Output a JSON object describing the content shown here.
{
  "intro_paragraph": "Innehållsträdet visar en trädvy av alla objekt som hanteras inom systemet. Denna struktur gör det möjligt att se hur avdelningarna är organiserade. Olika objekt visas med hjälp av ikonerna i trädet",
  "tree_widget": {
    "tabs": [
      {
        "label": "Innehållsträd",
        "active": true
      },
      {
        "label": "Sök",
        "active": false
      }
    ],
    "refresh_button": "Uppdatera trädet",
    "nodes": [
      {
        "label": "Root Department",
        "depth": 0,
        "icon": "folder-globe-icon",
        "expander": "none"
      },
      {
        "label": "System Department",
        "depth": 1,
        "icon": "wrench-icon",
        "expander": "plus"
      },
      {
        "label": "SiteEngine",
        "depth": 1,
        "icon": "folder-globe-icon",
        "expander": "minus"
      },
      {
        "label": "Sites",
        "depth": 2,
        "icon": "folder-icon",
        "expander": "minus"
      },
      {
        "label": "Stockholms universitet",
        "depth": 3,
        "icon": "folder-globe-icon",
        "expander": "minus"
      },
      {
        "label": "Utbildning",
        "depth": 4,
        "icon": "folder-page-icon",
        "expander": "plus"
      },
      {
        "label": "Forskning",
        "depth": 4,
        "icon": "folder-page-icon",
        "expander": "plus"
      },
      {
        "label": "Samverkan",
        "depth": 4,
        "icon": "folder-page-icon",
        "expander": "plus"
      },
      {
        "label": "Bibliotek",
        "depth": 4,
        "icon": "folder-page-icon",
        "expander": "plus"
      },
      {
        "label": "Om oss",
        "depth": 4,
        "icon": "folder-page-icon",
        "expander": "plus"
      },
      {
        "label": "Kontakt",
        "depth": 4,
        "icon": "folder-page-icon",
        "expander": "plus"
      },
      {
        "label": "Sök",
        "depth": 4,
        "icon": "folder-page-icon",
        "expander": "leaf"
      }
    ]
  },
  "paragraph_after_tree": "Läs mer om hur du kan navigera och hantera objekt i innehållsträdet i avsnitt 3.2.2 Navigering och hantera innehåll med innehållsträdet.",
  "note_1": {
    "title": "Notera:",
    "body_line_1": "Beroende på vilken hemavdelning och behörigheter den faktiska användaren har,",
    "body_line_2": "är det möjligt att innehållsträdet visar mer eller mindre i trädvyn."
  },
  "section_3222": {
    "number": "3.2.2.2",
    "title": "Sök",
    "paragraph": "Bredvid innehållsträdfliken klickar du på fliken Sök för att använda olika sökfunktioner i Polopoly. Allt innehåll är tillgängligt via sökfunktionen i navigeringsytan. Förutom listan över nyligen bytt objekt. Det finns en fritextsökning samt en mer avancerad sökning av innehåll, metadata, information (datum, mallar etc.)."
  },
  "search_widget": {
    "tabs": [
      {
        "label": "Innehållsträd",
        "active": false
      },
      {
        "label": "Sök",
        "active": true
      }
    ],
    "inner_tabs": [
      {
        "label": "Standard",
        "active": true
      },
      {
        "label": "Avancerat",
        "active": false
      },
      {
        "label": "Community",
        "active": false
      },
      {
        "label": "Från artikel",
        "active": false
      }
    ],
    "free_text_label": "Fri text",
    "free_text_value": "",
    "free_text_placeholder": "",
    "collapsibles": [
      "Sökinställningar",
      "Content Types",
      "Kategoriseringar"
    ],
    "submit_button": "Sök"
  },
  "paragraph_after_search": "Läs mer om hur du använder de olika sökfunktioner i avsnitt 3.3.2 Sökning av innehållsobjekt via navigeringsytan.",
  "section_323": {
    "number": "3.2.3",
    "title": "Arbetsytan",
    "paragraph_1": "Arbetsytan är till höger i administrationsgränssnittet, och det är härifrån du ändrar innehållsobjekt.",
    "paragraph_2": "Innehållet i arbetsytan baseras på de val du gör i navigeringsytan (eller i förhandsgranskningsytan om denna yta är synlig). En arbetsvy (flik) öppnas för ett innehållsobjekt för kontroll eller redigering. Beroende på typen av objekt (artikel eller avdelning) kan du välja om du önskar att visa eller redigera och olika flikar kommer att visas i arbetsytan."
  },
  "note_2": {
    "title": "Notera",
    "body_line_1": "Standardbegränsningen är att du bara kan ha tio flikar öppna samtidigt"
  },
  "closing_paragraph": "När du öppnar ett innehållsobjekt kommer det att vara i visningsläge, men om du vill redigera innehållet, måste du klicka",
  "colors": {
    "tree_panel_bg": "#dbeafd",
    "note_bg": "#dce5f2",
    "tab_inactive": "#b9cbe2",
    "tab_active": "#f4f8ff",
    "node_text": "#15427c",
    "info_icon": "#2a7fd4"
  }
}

========================================

Lines that hold the word "visar" are the ones to return, every one of them.

  "intro_paragraph": "Innehållsträdet visar en trädvy av alla objekt som hanteras inom systemet. Denna struktur gör det möjligt att se hur avdelningarna är organiserade. Olika objekt visas med hjälp av ikonerna i trädet",
    "body_line_2": "är det möjligt att innehållsträdet visar mer eller mindre i trädvyn."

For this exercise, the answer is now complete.